<<<<

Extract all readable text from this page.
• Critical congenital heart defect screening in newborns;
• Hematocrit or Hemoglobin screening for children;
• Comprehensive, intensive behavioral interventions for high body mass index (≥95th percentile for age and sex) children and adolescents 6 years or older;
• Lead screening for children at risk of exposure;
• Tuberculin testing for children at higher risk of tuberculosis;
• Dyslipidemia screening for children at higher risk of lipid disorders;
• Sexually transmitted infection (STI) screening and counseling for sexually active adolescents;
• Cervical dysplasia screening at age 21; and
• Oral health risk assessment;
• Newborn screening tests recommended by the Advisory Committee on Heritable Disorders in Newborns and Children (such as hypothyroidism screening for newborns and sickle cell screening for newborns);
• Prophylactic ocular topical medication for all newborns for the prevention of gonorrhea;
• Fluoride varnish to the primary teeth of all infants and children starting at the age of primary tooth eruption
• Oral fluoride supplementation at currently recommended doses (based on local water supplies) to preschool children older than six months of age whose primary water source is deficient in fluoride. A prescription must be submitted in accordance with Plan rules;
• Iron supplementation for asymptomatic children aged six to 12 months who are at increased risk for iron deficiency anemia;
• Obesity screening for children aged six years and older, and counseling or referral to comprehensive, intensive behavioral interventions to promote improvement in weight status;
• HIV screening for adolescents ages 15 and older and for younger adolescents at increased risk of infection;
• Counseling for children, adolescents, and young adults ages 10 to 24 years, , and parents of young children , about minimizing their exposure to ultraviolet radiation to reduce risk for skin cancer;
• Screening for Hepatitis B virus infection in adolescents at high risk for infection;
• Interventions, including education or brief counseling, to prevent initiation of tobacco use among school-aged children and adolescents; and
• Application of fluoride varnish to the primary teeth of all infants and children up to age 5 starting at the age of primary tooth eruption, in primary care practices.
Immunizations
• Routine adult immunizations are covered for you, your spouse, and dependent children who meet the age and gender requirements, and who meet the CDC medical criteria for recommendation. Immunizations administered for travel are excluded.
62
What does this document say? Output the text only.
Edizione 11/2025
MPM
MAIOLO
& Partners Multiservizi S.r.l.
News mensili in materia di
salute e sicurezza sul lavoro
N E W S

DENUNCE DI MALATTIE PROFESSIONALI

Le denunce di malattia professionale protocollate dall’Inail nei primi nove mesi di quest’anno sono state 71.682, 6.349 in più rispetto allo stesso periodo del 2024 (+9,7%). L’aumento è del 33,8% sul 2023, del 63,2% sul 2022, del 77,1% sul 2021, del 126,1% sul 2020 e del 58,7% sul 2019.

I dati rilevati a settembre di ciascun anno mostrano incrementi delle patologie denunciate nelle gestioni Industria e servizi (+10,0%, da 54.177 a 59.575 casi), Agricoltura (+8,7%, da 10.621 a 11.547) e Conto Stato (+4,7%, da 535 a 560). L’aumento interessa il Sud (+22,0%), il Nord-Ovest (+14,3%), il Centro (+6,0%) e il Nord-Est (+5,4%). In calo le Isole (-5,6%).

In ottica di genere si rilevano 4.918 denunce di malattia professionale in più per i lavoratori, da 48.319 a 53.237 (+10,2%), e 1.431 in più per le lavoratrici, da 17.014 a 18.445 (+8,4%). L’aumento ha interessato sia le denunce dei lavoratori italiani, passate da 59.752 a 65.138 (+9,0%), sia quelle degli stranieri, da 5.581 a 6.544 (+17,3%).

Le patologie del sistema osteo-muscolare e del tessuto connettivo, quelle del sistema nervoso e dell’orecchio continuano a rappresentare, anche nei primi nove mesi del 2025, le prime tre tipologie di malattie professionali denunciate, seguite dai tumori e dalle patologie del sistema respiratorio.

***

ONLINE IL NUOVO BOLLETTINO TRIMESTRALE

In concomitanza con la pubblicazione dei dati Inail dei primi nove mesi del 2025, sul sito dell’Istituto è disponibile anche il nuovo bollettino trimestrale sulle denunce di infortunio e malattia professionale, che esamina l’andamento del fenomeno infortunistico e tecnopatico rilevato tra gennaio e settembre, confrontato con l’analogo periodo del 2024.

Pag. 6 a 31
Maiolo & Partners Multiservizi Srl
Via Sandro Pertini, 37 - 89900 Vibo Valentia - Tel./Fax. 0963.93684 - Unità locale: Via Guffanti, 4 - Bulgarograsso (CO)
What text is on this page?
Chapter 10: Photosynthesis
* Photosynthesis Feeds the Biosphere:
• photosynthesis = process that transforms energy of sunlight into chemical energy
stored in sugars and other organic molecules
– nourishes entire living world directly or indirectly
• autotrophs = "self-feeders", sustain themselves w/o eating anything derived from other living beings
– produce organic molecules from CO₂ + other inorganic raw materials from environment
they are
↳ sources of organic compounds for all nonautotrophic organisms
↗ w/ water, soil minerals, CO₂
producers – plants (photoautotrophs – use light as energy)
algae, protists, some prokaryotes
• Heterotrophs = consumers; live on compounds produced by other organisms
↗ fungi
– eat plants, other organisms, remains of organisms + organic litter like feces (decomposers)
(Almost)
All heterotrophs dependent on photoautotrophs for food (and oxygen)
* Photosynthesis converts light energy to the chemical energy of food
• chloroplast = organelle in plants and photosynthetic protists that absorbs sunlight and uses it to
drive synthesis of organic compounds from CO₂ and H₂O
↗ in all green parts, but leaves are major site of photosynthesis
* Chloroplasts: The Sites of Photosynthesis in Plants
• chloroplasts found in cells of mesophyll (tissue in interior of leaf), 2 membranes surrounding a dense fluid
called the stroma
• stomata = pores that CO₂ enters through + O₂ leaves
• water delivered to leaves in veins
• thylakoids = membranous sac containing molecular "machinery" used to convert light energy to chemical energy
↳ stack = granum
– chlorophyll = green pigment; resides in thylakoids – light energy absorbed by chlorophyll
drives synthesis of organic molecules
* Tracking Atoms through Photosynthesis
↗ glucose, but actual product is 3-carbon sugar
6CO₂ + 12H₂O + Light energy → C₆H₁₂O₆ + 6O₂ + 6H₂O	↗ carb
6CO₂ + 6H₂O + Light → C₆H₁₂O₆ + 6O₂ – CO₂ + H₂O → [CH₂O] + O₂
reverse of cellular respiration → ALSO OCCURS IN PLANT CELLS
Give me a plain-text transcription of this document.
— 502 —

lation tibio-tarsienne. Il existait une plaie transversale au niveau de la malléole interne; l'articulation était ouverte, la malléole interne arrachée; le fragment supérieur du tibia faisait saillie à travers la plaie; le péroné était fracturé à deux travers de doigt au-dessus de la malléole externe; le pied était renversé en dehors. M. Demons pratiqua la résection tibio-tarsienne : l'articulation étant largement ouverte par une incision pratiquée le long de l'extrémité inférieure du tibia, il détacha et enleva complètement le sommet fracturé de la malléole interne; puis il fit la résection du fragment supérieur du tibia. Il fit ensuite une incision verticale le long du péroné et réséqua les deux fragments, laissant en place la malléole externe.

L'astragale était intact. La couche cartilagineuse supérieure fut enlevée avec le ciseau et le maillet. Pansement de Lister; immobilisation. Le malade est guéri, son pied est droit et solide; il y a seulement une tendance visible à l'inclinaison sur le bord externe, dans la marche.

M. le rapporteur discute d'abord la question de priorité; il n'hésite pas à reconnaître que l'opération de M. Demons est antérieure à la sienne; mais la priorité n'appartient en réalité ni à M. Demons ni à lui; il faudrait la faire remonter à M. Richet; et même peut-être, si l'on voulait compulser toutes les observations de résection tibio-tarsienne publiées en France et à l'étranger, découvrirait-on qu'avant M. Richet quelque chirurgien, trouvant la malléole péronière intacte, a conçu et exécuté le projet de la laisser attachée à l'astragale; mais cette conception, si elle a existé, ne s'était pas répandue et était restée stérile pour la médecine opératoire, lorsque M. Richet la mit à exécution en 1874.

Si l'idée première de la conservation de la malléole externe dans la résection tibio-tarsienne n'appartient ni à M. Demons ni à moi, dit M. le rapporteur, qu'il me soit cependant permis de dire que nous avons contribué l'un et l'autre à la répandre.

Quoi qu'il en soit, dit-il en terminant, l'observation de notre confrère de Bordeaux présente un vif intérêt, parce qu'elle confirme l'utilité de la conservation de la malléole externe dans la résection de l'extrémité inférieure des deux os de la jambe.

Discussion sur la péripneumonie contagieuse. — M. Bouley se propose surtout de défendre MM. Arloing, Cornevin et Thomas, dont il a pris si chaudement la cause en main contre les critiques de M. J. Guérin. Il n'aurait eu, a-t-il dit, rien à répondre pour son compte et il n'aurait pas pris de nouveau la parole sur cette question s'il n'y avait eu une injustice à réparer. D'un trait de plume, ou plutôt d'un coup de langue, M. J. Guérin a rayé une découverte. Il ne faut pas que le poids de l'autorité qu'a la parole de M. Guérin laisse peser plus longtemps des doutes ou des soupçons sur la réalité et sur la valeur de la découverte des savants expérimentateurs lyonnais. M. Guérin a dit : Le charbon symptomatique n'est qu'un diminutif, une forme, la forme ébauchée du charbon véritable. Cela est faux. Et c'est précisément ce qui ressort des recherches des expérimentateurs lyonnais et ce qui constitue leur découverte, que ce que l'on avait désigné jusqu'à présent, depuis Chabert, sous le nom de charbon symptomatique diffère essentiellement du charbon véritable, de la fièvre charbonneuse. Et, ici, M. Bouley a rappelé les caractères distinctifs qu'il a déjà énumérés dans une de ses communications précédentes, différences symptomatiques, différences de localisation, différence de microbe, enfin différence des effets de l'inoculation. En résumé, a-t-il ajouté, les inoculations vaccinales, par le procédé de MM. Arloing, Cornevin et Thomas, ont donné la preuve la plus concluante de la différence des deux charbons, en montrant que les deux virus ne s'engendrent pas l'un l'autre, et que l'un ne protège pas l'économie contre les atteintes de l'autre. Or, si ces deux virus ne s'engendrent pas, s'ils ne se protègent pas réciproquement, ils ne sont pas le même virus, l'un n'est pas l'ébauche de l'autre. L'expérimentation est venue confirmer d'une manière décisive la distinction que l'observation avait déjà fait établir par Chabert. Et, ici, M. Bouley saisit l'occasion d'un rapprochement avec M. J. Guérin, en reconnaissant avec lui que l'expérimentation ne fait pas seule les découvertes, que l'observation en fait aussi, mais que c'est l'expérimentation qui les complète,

>>>>

**ASSIGNMENT:** Check each line of the records for the word "food", then state how many lines have it, as a number only.

**WRITTEN RESPONSE:** 2